# Problem statement:
Which lines contain the word "kind"? Return each of them as written.

# Material supplied:

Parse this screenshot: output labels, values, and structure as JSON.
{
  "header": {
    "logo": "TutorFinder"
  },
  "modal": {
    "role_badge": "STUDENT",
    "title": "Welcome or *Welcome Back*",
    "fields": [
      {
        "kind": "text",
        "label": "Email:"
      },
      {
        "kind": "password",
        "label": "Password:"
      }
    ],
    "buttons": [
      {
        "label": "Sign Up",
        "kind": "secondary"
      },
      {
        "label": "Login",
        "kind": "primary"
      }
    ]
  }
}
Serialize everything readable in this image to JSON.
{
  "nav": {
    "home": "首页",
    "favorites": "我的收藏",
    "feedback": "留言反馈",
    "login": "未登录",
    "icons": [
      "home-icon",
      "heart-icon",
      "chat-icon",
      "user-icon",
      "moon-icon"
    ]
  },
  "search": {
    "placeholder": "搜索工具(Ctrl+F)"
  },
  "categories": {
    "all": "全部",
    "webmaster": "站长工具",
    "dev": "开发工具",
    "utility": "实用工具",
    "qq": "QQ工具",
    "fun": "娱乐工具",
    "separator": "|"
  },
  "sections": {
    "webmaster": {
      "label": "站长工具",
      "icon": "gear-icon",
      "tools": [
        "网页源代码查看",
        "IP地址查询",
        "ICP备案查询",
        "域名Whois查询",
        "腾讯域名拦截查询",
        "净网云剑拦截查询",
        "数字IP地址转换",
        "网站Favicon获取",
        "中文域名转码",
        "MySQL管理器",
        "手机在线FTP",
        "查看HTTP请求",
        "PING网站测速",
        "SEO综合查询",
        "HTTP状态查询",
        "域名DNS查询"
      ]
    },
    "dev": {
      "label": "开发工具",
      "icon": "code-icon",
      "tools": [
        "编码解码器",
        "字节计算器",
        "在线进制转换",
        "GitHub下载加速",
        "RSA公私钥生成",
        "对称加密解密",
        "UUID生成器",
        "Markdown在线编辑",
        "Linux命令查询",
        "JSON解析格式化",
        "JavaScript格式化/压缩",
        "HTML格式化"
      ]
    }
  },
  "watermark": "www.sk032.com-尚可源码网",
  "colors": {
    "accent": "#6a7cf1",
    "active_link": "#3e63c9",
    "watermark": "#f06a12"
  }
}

# Answer for this exercise:
        "kind": "text",
        "kind": "password",
        "kind": "secondary"
        "kind": "primary"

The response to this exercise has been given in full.